Extract, from the listing that follows, each line containing the word "text".

------ EXERCISE MATERIALS ------

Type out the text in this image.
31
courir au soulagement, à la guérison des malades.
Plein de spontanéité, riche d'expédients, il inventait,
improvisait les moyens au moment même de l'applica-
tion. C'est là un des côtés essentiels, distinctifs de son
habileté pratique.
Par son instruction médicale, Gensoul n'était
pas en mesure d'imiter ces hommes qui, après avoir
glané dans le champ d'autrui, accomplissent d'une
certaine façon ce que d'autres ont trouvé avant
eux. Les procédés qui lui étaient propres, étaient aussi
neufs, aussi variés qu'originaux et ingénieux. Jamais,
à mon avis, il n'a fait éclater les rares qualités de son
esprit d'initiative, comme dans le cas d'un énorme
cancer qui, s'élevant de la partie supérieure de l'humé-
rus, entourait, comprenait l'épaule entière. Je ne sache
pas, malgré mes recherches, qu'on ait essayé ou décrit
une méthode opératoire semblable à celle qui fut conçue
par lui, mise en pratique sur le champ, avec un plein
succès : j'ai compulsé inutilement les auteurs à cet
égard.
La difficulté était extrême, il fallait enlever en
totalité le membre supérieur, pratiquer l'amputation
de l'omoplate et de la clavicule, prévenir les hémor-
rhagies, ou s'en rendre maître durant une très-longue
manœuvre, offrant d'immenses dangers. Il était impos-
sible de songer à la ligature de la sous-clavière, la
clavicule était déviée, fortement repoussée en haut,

------
------ EXERCISE MATERIALS ------

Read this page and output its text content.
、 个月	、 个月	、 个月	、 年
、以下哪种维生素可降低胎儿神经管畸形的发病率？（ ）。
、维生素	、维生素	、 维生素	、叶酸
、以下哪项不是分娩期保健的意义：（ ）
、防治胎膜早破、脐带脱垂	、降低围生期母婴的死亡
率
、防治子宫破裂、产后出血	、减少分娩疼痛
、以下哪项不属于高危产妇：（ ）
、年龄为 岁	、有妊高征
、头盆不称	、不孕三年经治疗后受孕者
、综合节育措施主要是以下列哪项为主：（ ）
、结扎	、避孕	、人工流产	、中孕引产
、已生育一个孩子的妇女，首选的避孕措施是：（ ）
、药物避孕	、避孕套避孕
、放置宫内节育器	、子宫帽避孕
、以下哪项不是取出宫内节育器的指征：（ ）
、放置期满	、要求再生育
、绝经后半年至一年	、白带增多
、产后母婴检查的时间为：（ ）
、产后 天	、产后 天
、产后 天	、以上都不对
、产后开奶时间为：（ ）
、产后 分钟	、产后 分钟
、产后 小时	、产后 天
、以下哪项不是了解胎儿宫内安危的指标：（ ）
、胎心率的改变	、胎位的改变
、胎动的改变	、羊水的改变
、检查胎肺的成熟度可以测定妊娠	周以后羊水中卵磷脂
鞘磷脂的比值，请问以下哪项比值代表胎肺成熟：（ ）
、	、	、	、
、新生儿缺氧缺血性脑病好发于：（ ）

------

» **ANSWER TO THIS PROBLEM**:
Type out the text in this image.
Read this page and output its text content.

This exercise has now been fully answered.